DOCUMENT SEGMENT ::
....

Disabled patients are rightfully terrified of being hospitalized. We are stripped of our agency and control in a hospital environment. Having an effective advocate can vastly improve the experience.
It's terrifying, frankly, to think that as someone with currently 'moderate' ME/CFS I may not be able to count on the support of our health service - luckily my partner is medically-trained and could advocate for me, but the vast majority of people won't have this.
Thanks for what you're writing about here, it's really important!
Thank you for your kind words - I really appreciate it! I’m glad you’ve got a supportive (and medically trained) spouse to be your advocate. In Part 5 I will write about my most dangerous experience … which also opened my eyes to how quickly things can go sideways especially if you don’t have an effective advocate.
Thank you Victoria! It was heartbreaking cobbling together those examples from all over the world. One thing is clear - these are problems that have far reaching consequences and everyone should be aware of them. We all deserve an advocate by our side - just like we deserve better healthcare.
This used to happen a lot in emergency departments in Los Angeles. I remember Seeing the waiting room surveillance video of the cleaning staff sweeping around his body on the floor. I guess they thought he was sleeping?
I loved living in Southern California but as someone with a chronic illness I can’t live somewhere where you can sit in the ER for 24 hours and still not be seen. It’s pretty bad where I am now, but it was always like that
The wait times are terrible where I am - 15+ hours to be seen is not unusual and 3+ days to get admitted. I had to have an echocardiogram in a crowded ER hallway with only a very kind nurse trying to shield my chest with a curtain. We really must do better to preserve the dignity of people in these situations (and recognize what 3 days on a stretcher in an ER hallway can do to someone who’s already sick, elderly disabled etc)
That’s unbelievably awful. I came in by ambulance but I still had to get triaged in the waiting room and I think another woman’s daughter yelled at the triage staff for me because I was clearly in pain. She might’ve been talking about her mom but they told her to go worry about her guest so I assume she was talking about someone else and I was the only her that appeared to be struggling out there.

....

DATA TO EXAMINE ::
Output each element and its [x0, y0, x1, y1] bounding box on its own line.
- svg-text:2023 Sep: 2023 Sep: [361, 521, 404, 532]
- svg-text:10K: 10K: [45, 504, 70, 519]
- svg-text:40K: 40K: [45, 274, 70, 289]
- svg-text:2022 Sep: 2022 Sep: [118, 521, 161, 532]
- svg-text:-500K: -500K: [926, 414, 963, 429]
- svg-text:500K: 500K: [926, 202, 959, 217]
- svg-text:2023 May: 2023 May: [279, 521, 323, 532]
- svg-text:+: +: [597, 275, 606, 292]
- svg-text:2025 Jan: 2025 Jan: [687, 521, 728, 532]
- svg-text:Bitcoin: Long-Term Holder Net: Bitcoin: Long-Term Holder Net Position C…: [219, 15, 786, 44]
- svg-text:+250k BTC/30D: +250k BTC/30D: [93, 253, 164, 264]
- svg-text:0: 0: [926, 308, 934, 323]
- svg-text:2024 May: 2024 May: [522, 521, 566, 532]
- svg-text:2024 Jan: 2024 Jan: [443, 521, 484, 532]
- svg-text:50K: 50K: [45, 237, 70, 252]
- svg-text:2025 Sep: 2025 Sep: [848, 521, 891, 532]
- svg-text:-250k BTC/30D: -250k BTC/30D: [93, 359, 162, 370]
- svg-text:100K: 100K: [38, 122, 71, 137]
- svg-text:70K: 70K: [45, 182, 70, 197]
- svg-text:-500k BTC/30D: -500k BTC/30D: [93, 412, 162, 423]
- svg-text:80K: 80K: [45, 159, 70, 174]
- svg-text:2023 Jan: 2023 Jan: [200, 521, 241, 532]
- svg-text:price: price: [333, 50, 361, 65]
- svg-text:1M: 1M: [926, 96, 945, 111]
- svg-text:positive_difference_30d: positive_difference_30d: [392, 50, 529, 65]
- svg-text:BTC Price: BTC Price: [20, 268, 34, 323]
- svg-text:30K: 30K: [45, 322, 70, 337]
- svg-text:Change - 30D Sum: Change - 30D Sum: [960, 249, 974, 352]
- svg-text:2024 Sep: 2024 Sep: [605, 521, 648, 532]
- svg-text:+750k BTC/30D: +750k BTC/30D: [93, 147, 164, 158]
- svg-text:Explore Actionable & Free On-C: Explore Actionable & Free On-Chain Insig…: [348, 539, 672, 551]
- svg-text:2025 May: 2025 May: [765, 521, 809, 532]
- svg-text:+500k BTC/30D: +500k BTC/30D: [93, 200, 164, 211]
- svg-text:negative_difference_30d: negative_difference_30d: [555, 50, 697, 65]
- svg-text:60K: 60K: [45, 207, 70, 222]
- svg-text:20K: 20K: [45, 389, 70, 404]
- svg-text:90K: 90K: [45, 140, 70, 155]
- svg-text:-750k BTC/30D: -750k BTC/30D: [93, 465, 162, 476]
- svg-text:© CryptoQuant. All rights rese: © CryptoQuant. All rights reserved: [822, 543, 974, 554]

....

REQUIREMENT 1 :: From the comment thread on hospital care for disabled patients, reproduce the passage that starts at the words "It's terrifying, frankly, to" and stops after "an effective advocate.".
REQUIREMENT 2 :: Supply the next part of the comment thread on hospital care for disabled patients, picking up after its final sentence.

EXERCISE RESULT 1 ::
It's terrifying, frankly, to think that as someone with currently 'moderate' ME/CFS I may not be able to count on the support of our health service - luckily my partner is medically-trained and could advocate for me, but the vast majority of people won't have this.
Thanks for what you're writing about here, it's really important!
Thank you for your kind words - I really appreciate it! I’m glad you’ve got a supportive (and medically trained) spouse to be your advocate. In Part 5 I will write about my most dangerous experience … which also opened my eyes to how quickly things can go sideways especially if you don’t have an effective advocate.

EXERCISE RESULT 2 ::
Thank you for this helpful article. I’ve recently been asked to be an advocate for a family member but I have very little experience with hospitals, chronic illness, and disabilities. I’m going to share this with her and hopefully together we can come up with a good plan!
I’m so glad you found it helpful and I wish you all the best in advocating for your friend/loved one. It’s an important role and I hope my stack helps give you a place to start!
So I am back at the hospital again, I waited a couple days to go but last time I waited my potassium got dangerously low so I went. I’ll be here until at least tomorrow.
I was really freaked out because I was getting the pain medication they usually give me and it wasn’t working and I was terrified that things were really really wrong. Then I found out they were giving me half the dose they normally give me and when I went upstairs they even cut it down more so of course it wasn’t working.
Aren’t they supposed to tell you if they change the dose or the medication. After getting admitted when they gave me 0.2 mg when my normal dose is 1 mg I was convinced the nurse diverted my drugs I was so freaked out.
Then they tried to tell me I can’t have phenergan because it’s Compazine and I list a compazine Allergy. I was so confused, it’s actually promethazine.
So that was my second struggle, then they tried to put me in a room with someone else telling me they wouldn’t put me in a room with someone with Covid and I laughed and I said I could have Covid you have no idea you don’t test anybody around here. Then she told me none of them have respiratory symptoms. I said yeah I believe the latest strains are more G.I. symptoms (which is why I am here, I’m sure that 71-year-old woman doesn’t want me in her room either) So I told them I would rather go home. I told them my life was destroyed by mono and I do not consent to having more viruses in my body, so I can just go home it’s fine.
They found me a private room. I felt a little bad being so pushy about it but the young man who wheeled me down to this room told me I did a good job advocating for myself and that made me feel better. Because I’m not particularly good at it I tend to go a little too hard because I spent the first half of my life not advocating for myself enough. But it worked.
I’m so sorry that you’re in the hospital - I know how hard you try to avoid going! Good job advocating for yourself & getting what you need to stay as safe as possible. I sincerely hope it’s a smoother stay from this point on.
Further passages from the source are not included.